-- begin Stored rows --
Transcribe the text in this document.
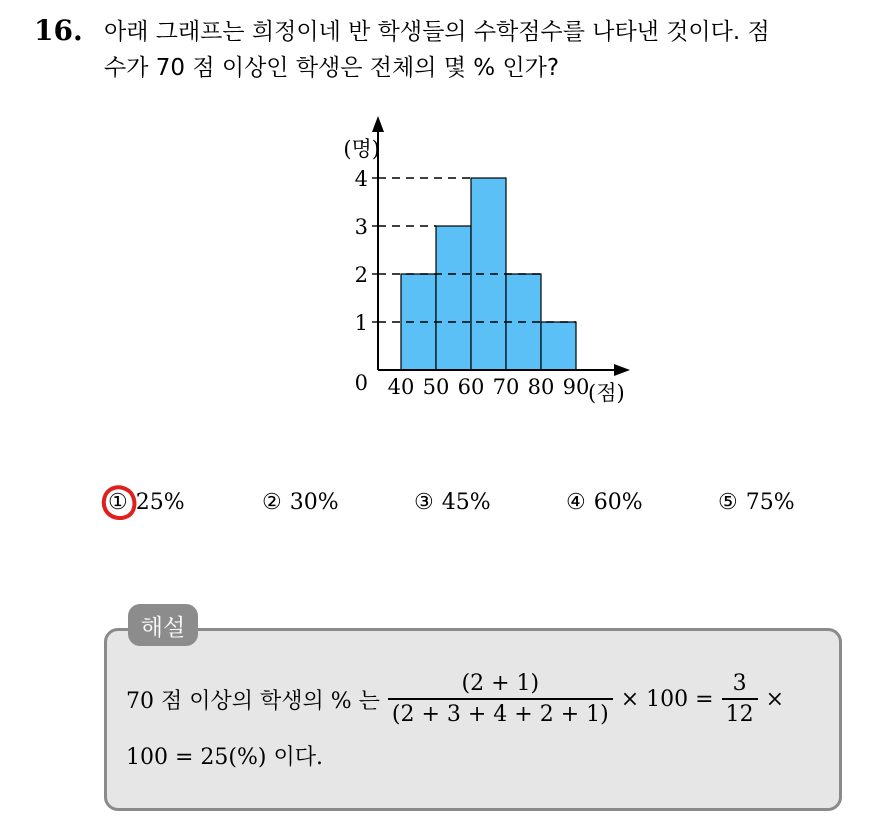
16. 아래 그래프는 희정이네 반 학생들의 수학점수를 나타낸 것이다. 점
수가 70 점 이상인 학생은 전체의 몇 % 인가?
1
2
3
4
40 50 60 70 80 90
0
(명)
(점)
① 25%	② 30%	③ 45%	④ 60%	⑤ 75%
해설
70 점 이상의 학생의 % 는 $\frac{(2 + 1)}{(2 + 3 + 4 + 2 + 1)} \times 100 = \frac{3}{12}$ ×
100 = 25(%) 이다.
-- end Stored rows --
What is asked.
Without including any pictures, please restate all the records exactly.

Solution for this exercise.
Transcribe the text in this document.
16. 아래 그래프는 희정이네 반 학생들의 수학점수를 나타낸 것이다. 점
수가 70 점 이상인 학생은 전체의 몇 % 인가?
1
2
3
4
40 50 60 70 80 90
0
(명)
(점)
① 25%	② 30%	③ 45%	④ 60%	⑤ 75%
해설
70 점 이상의 학생의 % 는 $\frac{(2 + 1)}{(2 + 3 + 4 + 2 + 1)} \times 100 = \frac{3}{12}$ ×
100 = 25(%) 이다.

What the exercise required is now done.